WHAT YOU NEED TO DO: Every line of the material that follows must be printed again exactly.

INPUT ROWS:
*-*-*

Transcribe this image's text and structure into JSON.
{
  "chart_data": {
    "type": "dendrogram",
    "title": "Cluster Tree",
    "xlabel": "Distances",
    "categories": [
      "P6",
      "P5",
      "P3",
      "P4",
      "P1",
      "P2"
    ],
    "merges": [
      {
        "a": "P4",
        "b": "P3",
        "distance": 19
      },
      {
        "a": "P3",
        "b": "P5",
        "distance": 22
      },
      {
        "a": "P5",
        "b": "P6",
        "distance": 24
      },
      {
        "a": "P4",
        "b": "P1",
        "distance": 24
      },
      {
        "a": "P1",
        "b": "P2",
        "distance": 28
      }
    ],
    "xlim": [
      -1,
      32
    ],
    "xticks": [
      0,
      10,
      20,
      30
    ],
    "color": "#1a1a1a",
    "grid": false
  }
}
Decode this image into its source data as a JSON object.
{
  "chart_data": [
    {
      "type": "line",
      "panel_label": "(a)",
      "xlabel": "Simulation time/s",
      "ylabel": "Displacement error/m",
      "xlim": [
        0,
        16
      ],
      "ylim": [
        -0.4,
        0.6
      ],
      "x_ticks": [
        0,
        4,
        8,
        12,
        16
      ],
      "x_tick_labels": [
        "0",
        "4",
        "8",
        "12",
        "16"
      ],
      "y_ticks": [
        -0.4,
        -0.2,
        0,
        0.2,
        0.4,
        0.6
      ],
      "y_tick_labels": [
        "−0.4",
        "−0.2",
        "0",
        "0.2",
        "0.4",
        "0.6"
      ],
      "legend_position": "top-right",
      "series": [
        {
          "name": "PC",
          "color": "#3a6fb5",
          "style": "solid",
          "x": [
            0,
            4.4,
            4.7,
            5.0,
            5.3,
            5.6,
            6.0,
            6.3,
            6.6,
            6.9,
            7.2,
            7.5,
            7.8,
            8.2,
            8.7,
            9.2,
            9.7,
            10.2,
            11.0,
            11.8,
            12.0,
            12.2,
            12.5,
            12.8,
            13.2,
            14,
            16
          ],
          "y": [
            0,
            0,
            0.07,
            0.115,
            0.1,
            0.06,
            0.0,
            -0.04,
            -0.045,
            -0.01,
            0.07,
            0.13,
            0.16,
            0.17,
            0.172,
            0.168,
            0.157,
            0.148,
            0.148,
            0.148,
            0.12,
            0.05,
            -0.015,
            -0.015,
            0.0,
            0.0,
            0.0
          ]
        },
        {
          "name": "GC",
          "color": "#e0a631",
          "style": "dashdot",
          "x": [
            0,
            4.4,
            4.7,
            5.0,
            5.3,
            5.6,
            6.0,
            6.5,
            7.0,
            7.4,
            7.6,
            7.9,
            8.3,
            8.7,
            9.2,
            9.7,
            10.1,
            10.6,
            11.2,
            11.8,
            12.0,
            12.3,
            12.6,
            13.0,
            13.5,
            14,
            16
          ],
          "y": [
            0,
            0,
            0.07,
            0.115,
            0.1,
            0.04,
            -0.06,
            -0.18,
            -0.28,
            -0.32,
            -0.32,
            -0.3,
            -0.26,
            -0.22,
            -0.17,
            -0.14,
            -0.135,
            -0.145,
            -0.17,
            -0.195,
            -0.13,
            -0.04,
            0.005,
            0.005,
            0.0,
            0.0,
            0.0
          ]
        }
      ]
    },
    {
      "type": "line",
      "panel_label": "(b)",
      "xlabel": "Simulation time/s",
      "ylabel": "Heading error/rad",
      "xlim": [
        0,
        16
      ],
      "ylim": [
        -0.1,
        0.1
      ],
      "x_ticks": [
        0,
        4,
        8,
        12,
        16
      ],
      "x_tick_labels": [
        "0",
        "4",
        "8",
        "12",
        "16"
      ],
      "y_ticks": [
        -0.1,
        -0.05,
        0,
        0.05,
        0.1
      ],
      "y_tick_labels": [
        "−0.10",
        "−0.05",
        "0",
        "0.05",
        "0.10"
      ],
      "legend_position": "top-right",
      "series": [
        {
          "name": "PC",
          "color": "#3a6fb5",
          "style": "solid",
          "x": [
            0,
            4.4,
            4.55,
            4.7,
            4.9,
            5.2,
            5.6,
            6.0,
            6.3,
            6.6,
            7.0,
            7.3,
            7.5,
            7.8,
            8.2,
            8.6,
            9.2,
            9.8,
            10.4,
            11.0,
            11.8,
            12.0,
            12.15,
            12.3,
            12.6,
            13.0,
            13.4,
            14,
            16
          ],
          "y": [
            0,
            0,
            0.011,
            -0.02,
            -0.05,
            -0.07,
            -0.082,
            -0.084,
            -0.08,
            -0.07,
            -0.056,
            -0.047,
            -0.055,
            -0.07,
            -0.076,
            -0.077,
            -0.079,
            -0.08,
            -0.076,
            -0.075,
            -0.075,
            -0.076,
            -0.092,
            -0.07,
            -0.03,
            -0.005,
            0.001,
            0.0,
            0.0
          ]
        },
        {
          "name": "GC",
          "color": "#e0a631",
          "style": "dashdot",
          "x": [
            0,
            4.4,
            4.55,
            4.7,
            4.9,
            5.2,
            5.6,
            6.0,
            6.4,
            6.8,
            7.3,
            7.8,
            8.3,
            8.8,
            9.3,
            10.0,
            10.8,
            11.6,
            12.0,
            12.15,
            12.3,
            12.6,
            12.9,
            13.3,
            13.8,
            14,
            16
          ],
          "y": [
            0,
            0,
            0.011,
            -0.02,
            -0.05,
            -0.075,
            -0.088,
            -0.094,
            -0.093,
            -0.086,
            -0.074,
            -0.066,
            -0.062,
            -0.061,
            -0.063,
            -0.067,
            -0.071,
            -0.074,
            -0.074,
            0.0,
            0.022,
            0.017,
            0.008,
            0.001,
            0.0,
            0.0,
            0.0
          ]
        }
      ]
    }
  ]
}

*-*-*

SOLVED PROBLEM:
Transcribe this image's text and structure into JSON.
{
  "chart_data": {
    "type": "dendrogram",
    "title": "Cluster Tree",
    "xlabel": "Distances",
    "categories": [
      "P6",
      "P5",
      "P3",
      "P4",
      "P1",
      "P2"
    ],
    "merges": [
      {
        "a": "P4",
        "b": "P3",
        "distance": 19
      },
      {
        "a": "P3",
        "b": "P5",
        "distance": 22
      },
      {
        "a": "P5",
        "b": "P6",
        "distance": 24
      },
      {
        "a": "P4",
        "b": "P1",
        "distance": 24
      },
      {
        "a": "P1",
        "b": "P2",
        "distance": 28
      }
    ],
    "xlim": [
      -1,
      32
    ],
    "xticks": [
      0,
      10,
      20,
      30
    ],
    "color": "#1a1a1a",
    "grid": false
  }
}
Decode this image into its source data as a JSON object.
{
  "chart_data": [
    {
      "type": "line",
      "panel_label": "(a)",
      "xlabel": "Simulation time/s",
      "ylabel": "Displacement error/m",
      "xlim": [
        0,
        16
      ],
      "ylim": [
        -0.4,
        0.6
      ],
      "x_ticks": [
        0,
        4,
        8,
        12,
        16
      ],
      "x_tick_labels": [
        "0",
        "4",
        "8",
        "12",
        "16"
      ],
      "y_ticks": [
        -0.4,
        -0.2,
        0,
        0.2,
        0.4,
        0.6
      ],
      "y_tick_labels": [
        "−0.4",
        "−0.2",
        "0",
        "0.2",
        "0.4",
        "0.6"
      ],
      "legend_position": "top-right",
      "series": [
        {
          "name": "PC",
          "color": "#3a6fb5",
          "style": "solid",
          "x": [
            0,
            4.4,
            4.7,
            5.0,
            5.3,
            5.6,
            6.0,
            6.3,
            6.6,
            6.9,
            7.2,
            7.5,
            7.8,
            8.2,
            8.7,
            9.2,
            9.7,
            10.2,
            11.0,
            11.8,
            12.0,
            12.2,
            12.5,
            12.8,
            13.2,
            14,
            16
          ],
          "y": [
            0,
            0,
            0.07,
            0.115,
            0.1,
            0.06,
            0.0,
            -0.04,
            -0.045,
            -0.01,
            0.07,
            0.13,
            0.16,
            0.17,
            0.172,
            0.168,
            0.157,
            0.148,
            0.148,
            0.148,
            0.12,
            0.05,
            -0.015,
            -0.015,
            0.0,
            0.0,
            0.0
          ]
        },
        {
          "name": "GC",
          "color": "#e0a631",
          "style": "dashdot",
          "x": [
            0,
            4.4,
            4.7,
            5.0,
            5.3,
            5.6,
            6.0,
            6.5,
            7.0,
            7.4,
            7.6,
            7.9,
            8.3,
            8.7,
            9.2,
            9.7,
            10.1,
            10.6,
            11.2,
            11.8,
            12.0,
            12.3,
            12.6,
            13.0,
            13.5,
            14,
            16
          ],
          "y": [
            0,
            0,
            0.07,
            0.115,
            0.1,
            0.04,
            -0.06,
            -0.18,
            -0.28,
            -0.32,
            -0.32,
            -0.3,
            -0.26,
            -0.22,
            -0.17,
            -0.14,
            -0.135,
            -0.145,
            -0.17,
            -0.195,
            -0.13,
            -0.04,
            0.005,
            0.005,
            0.0,
            0.0,
            0.0
          ]
        }
      ]
    },
    {
      "type": "line",
      "panel_label": "(b)",
      "xlabel": "Simulation time/s",
      "ylabel": "Heading error/rad",
      "xlim": [
        0,
        16
      ],
      "ylim": [
        -0.1,
        0.1
      ],
      "x_ticks": [
        0,
        4,
        8,
        12,
        16
      ],
      "x_tick_labels": [
        "0",
        "4",
        "8",
        "12",
        "16"
      ],
      "y_ticks": [
        -0.1,
        -0.05,
        0,
        0.05,
        0.1
      ],
      "y_tick_labels": [
        "−0.10",
        "−0.05",
        "0",
        "0.05",
        "0.10"
      ],
      "legend_position": "top-right",
      "series": [
        {
          "name": "PC",
          "color": "#3a6fb5",
          "style": "solid",
          "x": [
            0,
            4.4,
            4.55,
            4.7,
            4.9,
            5.2,
            5.6,
            6.0,
            6.3,
            6.6,
            7.0,
            7.3,
            7.5,
            7.8,
            8.2,
            8.6,
            9.2,
            9.8,
            10.4,
            11.0,
            11.8,
            12.0,
            12.15,
            12.3,
            12.6,
            13.0,
            13.4,
            14,
            16
          ],
          "y": [
            0,
            0,
            0.011,
            -0.02,
            -0.05,
            -0.07,
            -0.082,
            -0.084,
            -0.08,
            -0.07,
            -0.056,
            -0.047,
            -0.055,
            -0.07,
            -0.076,
            -0.077,
            -0.079,
            -0.08,
            -0.076,
            -0.075,
            -0.075,
            -0.076,
            -0.092,
            -0.07,
            -0.03,
            -0.005,
            0.001,
            0.0,
            0.0
          ]
        },
        {
          "name": "GC",
          "color": "#e0a631",
          "style": "dashdot",
          "x": [
            0,
            4.4,
            4.55,
            4.7,
            4.9,
            5.2,
            5.6,
            6.0,
            6.4,
            6.8,
            7.3,
            7.8,
            8.3,
            8.8,
            9.3,
            10.0,
            10.8,
            11.6,
            12.0,
            12.15,
            12.3,
            12.6,
            12.9,
            13.3,
            13.8,
            14,
            16
          ],
          "y": [
            0,
            0,
            0.011,
            -0.02,
            -0.05,
            -0.075,
            -0.088,
            -0.094,
            -0.093,
            -0.086,
            -0.074,
            -0.066,
            -0.062,
            -0.061,
            -0.063,
            -0.067,
            -0.071,
            -0.074,
            -0.074,
            0.0,
            0.022,
            0.017,
            0.008,
            0.001,
            0.0,
            0.0,
            0.0
          ]
        }
      ]
    }
  ]
}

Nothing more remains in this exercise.